• _EXERCISE_: The entries need to be copied exactly.

• _EXERCISE INPUT_:
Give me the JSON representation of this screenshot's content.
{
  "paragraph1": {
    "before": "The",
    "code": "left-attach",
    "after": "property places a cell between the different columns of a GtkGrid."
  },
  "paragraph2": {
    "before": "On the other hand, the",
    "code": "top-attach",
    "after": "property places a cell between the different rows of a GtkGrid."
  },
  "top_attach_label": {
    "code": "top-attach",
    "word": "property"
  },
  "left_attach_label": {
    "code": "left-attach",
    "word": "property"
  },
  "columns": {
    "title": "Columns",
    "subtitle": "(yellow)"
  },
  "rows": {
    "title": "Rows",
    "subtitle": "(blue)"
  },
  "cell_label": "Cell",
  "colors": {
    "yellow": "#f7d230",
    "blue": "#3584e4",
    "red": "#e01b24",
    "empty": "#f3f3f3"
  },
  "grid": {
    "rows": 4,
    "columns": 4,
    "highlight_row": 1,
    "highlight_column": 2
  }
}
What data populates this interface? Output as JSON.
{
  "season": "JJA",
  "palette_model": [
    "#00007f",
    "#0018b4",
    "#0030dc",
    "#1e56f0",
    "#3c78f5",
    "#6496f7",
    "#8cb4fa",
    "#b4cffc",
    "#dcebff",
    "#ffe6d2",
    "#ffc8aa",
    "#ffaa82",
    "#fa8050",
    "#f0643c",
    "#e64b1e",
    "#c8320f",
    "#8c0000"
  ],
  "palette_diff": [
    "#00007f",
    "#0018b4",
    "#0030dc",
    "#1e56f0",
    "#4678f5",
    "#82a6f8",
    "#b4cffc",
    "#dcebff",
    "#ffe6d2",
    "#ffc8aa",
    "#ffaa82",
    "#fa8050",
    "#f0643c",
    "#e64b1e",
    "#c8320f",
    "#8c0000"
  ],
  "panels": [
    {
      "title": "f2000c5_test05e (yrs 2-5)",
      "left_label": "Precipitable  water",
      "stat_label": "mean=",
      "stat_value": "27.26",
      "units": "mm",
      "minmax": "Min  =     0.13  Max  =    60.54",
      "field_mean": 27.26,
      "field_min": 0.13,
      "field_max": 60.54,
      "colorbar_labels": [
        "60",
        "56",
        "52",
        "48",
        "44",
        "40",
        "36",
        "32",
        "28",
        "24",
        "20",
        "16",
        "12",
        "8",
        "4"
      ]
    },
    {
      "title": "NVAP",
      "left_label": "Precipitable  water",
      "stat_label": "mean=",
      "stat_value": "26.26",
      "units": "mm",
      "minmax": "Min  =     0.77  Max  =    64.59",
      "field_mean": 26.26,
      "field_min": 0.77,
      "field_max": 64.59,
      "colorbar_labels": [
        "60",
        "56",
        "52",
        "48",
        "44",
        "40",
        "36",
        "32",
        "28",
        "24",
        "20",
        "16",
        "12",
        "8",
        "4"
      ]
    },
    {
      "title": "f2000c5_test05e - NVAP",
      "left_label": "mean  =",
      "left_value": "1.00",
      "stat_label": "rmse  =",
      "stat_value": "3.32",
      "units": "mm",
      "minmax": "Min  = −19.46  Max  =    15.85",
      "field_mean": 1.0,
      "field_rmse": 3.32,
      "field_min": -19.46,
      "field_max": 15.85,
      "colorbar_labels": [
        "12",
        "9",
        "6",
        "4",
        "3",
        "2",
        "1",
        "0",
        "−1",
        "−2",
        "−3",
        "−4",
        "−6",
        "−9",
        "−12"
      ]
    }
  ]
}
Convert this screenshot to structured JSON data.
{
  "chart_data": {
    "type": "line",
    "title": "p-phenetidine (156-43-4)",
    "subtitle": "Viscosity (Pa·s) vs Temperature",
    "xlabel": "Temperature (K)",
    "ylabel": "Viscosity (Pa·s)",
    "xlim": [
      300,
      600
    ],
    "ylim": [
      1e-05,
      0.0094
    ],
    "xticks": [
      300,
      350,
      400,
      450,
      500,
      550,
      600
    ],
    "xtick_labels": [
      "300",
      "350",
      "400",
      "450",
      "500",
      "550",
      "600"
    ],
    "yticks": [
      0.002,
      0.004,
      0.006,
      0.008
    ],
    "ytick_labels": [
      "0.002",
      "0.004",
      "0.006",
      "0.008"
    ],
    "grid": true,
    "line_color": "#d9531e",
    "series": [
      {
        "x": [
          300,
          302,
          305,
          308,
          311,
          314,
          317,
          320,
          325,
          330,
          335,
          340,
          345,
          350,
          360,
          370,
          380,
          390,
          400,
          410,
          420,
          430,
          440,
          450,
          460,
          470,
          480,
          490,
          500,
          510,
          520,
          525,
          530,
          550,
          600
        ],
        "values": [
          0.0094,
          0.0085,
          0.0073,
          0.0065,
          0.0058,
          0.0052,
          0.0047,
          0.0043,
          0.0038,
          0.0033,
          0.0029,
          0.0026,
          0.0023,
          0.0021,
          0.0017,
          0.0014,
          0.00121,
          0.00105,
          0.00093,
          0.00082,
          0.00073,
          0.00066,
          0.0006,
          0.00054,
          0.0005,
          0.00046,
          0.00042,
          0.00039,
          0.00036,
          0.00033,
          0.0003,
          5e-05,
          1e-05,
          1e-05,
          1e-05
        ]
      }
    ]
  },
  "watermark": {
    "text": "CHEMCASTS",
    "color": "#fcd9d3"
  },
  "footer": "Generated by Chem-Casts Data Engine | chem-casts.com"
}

• _OUTPUT_:
Give me the JSON representation of this screenshot's content.
{
  "paragraph1": {
    "before": "The",
    "code": "left-attach",
    "after": "property places a cell between the different columns of a GtkGrid."
  },
  "paragraph2": {
    "before": "On the other hand, the",
    "code": "top-attach",
    "after": "property places a cell between the different rows of a GtkGrid."
  },
  "top_attach_label": {
    "code": "top-attach",
    "word": "property"
  },
  "left_attach_label": {
    "code": "left-attach",
    "word": "property"
  },
  "columns": {
    "title": "Columns",
    "subtitle": "(yellow)"
  },
  "rows": {
    "title": "Rows",
    "subtitle": "(blue)"
  },
  "cell_label": "Cell",
  "colors": {
    "yellow": "#f7d230",
    "blue": "#3584e4",
    "red": "#e01b24",
    "empty": "#f3f3f3"
  },
  "grid": {
    "rows": 4,
    "columns": 4,
    "highlight_row": 1,
    "highlight_column": 2
  }
}
What data populates this interface? Output as JSON.
{
  "season": "JJA",
  "palette_model": [
    "#00007f",
    "#0018b4",
    "#0030dc",
    "#1e56f0",
    "#3c78f5",
    "#6496f7",
    "#8cb4fa",
    "#b4cffc",
    "#dcebff",
    "#ffe6d2",
    "#ffc8aa",
    "#ffaa82",
    "#fa8050",
    "#f0643c",
    "#e64b1e",
    "#c8320f",
    "#8c0000"
  ],
  "palette_diff": [
    "#00007f",
    "#0018b4",
    "#0030dc",
    "#1e56f0",
    "#4678f5",
    "#82a6f8",
    "#b4cffc",
    "#dcebff",
    "#ffe6d2",
    "#ffc8aa",
    "#ffaa82",
    "#fa8050",
    "#f0643c",
    "#e64b1e",
    "#c8320f",
    "#8c0000"
  ],
  "panels": [
    {
      "title": "f2000c5_test05e (yrs 2-5)",
      "left_label": "Precipitable  water",
      "stat_label": "mean=",
      "stat_value": "27.26",
      "units": "mm",
      "minmax": "Min  =     0.13  Max  =    60.54",
      "field_mean": 27.26,
      "field_min": 0.13,
      "field_max": 60.54,
      "colorbar_labels": [
        "60",
        "56",
        "52",
        "48",
        "44",
        "40",
        "36",
        "32",
        "28",
        "24",
        "20",
        "16",
        "12",
        "8",
        "4"
      ]
    },
    {
      "title": "NVAP",
      "left_label": "Precipitable  water",
      "stat_label": "mean=",
      "stat_value": "26.26",
      "units": "mm",
      "minmax": "Min  =     0.77  Max  =    64.59",
      "field_mean": 26.26,
      "field_min": 0.77,
      "field_max": 64.59,
      "colorbar_labels": [
        "60",
        "56",
        "52",
        "48",
        "44",
        "40",
        "36",
        "32",
        "28",
        "24",
        "20",
        "16",
        "12",
        "8",
        "4"
      ]
    },
    {
      "title": "f2000c5_test05e - NVAP",
      "left_label": "mean  =",
      "left_value": "1.00",
      "stat_label": "rmse  =",
      "stat_value": "3.32",
      "units": "mm",
      "minmax": "Min  = −19.46  Max  =    15.85",
      "field_mean": 1.0,
      "field_rmse": 3.32,
      "field_min": -19.46,
      "field_max": 15.85,
      "colorbar_labels": [
        "12",
        "9",
        "6",
        "4",
        "3",
        "2",
        "1",
        "0",
        "−1",
        "−2",
        "−3",
        "−4",
        "−6",
        "−9",
        "−12"
      ]
    }
  ]
}
Convert this screenshot to structured JSON data.
{
  "chart_data": {
    "type": "line",
    "title": "p-phenetidine (156-43-4)",
    "subtitle": "Viscosity (Pa·s) vs Temperature",
    "xlabel": "Temperature (K)",
    "ylabel": "Viscosity (Pa·s)",
    "xlim": [
      300,
      600
    ],
    "ylim": [
      1e-05,
      0.0094
    ],
    "xticks": [
      300,
      350,
      400,
      450,
      500,
      550,
      600
    ],
    "xtick_labels": [
      "300",
      "350",
      "400",
      "450",
      "500",
      "550",
      "600"
    ],
    "yticks": [
      0.002,
      0.004,
      0.006,
      0.008
    ],
    "ytick_labels": [
      "0.002",
      "0.004",
      "0.006",
      "0.008"
    ],
    "grid": true,
    "line_color": "#d9531e",
    "series": [
      {
        "x": [
          300,
          302,
          305,
          308,
          311,
          314,
          317,
          320,
          325,
          330,
          335,
          340,
          345,
          350,
          360,
          370,
          380,
          390,
          400,
          410,
          420,
          430,
          440,
          450,
          460,
          470,
          480,
          490,
          500,
          510,
          520,
          525,
          530,
          550,
          600
        ],
        "values": [
          0.0094,
          0.0085,
          0.0073,
          0.0065,
          0.0058,
          0.0052,
          0.0047,
          0.0043,
          0.0038,
          0.0033,
          0.0029,
          0.0026,
          0.0023,
          0.0021,
          0.0017,
          0.0014,
          0.00121,
          0.00105,
          0.00093,
          0.00082,
          0.00073,
          0.00066,
          0.0006,
          0.00054,
          0.0005,
          0.00046,
          0.00042,
          0.00039,
          0.00036,
          0.00033,
          0.0003,
          5e-05,
          1e-05,
          1e-05,
          1e-05
        ]
      }
    ]
  },
  "watermark": {
    "text": "CHEMCASTS",
    "color": "#fcd9d3"
  },
  "footer": "Generated by Chem-Casts Data Engine | chem-casts.com"
}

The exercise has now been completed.